# start of TASK DATA

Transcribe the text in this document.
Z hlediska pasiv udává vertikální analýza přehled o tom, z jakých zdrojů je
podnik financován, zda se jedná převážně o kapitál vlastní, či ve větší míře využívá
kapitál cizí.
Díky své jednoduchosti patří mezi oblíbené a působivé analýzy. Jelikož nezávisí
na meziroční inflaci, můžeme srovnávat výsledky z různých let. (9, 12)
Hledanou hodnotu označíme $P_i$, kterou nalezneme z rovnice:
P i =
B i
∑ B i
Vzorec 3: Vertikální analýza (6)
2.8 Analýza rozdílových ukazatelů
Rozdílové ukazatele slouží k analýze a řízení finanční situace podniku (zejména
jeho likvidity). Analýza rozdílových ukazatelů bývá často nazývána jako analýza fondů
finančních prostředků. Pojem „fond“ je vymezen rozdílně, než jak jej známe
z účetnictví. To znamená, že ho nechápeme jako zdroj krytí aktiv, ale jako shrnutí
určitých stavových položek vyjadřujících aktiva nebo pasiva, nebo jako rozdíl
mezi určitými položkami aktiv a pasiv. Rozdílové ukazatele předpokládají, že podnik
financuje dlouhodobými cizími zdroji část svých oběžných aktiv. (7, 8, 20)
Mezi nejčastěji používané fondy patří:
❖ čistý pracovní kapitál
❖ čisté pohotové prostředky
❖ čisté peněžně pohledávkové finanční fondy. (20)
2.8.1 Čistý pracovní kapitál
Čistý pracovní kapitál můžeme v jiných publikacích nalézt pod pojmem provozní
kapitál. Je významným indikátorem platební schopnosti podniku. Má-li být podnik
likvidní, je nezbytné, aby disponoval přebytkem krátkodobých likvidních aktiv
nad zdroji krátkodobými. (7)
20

# end of TASK DATA

GIVEN EXERCISE
Go through the records above, find every line with the word "můžeme", and list those lines.

THE REPLY
na meziroční inflaci, můžeme srovnávat výsledky z různých let. (9, 12)
Čistý pracovní kapitál můžeme v jiných publikacích nalézt pod pojmem provozní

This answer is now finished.